SUPPLIED ENTRIES:
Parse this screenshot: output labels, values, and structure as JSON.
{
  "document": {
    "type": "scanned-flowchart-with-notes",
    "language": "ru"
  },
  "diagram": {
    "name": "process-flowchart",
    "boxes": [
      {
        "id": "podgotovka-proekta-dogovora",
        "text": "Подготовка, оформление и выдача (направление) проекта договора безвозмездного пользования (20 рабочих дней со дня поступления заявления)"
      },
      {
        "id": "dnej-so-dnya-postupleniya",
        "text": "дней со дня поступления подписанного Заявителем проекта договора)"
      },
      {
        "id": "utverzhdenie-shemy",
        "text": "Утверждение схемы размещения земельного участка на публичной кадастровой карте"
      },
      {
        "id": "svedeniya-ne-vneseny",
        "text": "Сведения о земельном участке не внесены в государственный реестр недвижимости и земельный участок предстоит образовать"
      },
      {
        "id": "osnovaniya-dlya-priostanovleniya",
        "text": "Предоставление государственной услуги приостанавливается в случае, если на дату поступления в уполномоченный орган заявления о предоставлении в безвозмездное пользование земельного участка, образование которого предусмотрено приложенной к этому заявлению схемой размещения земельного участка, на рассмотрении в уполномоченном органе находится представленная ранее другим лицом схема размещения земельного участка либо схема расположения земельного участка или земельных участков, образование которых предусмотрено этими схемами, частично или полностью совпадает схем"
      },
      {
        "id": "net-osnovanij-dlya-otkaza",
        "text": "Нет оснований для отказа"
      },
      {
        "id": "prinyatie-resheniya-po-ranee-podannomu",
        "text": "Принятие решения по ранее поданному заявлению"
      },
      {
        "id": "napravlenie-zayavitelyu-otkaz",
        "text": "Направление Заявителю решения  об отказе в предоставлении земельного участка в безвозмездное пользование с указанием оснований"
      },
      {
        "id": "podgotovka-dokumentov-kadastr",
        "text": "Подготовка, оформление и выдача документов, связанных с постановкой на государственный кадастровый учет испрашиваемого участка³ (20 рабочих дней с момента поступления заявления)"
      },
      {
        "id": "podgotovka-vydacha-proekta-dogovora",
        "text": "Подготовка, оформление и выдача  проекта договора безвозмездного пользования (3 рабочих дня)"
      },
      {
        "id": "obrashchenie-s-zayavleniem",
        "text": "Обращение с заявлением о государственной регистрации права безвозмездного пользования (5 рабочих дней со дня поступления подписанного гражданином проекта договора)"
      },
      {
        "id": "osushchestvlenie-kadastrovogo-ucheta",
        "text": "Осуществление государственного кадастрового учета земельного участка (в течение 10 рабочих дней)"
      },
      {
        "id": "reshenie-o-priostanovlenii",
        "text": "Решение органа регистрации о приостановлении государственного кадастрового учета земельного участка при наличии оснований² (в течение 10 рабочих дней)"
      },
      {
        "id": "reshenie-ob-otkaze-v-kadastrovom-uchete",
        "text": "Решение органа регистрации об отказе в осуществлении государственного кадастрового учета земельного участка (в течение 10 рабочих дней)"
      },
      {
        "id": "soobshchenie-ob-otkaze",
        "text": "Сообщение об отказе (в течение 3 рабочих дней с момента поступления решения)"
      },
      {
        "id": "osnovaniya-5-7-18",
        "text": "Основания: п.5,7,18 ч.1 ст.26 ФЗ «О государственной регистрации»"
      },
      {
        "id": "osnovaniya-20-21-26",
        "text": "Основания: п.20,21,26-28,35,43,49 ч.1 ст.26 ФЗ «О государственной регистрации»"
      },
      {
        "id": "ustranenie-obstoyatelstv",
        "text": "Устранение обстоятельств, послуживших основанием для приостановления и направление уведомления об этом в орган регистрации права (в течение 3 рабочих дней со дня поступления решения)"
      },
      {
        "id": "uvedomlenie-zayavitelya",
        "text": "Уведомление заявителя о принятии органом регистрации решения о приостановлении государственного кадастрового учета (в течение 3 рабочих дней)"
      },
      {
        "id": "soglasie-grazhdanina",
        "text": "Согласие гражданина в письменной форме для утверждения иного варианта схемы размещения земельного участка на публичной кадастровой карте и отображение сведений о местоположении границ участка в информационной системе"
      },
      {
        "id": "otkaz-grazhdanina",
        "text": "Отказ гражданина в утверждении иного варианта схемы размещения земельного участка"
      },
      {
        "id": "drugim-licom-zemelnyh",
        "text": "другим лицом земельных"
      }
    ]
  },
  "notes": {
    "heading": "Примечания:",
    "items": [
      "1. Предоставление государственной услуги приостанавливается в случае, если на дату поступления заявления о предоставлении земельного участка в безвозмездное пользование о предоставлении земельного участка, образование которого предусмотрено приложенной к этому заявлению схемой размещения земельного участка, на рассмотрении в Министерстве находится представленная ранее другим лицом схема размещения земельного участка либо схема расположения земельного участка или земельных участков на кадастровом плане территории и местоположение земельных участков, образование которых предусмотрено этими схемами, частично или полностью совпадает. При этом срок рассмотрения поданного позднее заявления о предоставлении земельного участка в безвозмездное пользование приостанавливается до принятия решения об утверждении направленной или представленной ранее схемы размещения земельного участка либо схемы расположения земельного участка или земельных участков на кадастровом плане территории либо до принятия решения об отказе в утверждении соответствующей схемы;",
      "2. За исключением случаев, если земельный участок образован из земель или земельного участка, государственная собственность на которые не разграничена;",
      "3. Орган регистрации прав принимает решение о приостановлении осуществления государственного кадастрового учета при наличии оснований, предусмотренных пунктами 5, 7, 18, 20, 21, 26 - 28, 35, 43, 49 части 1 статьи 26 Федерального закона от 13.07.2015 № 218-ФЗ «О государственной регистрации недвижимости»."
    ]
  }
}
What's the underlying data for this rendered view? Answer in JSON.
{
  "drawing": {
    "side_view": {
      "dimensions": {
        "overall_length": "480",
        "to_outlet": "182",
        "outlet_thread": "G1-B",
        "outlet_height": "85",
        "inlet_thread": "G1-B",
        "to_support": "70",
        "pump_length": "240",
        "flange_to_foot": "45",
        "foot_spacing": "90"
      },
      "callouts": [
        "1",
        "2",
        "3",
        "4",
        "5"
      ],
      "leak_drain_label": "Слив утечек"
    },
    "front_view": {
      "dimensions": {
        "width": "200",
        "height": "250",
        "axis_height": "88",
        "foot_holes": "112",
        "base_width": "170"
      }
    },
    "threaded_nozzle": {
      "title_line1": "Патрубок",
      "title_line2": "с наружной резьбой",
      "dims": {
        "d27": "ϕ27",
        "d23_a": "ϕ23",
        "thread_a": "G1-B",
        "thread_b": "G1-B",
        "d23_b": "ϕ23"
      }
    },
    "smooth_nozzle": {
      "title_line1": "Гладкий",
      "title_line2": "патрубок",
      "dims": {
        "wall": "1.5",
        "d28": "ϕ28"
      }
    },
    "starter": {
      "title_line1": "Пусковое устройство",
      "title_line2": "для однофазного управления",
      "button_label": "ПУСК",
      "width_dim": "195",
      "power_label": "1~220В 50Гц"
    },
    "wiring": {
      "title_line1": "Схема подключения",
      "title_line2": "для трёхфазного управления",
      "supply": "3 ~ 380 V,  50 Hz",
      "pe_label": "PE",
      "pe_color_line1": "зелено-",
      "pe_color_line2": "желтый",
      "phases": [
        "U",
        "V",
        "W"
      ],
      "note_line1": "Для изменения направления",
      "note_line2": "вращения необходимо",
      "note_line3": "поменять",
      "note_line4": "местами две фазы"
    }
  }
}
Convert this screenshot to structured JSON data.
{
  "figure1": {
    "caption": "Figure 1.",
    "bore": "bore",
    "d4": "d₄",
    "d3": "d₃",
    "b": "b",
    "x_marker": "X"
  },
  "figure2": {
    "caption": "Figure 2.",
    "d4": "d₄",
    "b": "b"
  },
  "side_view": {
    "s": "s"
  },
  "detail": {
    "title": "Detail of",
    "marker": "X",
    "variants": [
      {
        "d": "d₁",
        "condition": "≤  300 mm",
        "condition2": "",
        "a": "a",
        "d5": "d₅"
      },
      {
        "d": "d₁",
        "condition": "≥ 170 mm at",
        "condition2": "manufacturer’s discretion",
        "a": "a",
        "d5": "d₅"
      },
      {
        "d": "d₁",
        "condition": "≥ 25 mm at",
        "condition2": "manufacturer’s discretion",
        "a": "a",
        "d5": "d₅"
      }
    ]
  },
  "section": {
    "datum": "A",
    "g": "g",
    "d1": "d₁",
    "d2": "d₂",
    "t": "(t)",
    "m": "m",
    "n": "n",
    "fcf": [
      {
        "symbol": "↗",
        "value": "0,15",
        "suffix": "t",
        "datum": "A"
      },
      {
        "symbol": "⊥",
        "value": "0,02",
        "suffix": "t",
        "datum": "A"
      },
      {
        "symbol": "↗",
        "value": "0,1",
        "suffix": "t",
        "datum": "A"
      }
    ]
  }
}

WHAT IS REQUIRED: Locate all lines in the listing above with the word "JSON" and copy them.

FINAL ANSWER:
Parse this screenshot: output labels, values, and structure as JSON.
What's the underlying data for this rendered view? Answer in JSON.
Convert this screenshot to structured JSON data.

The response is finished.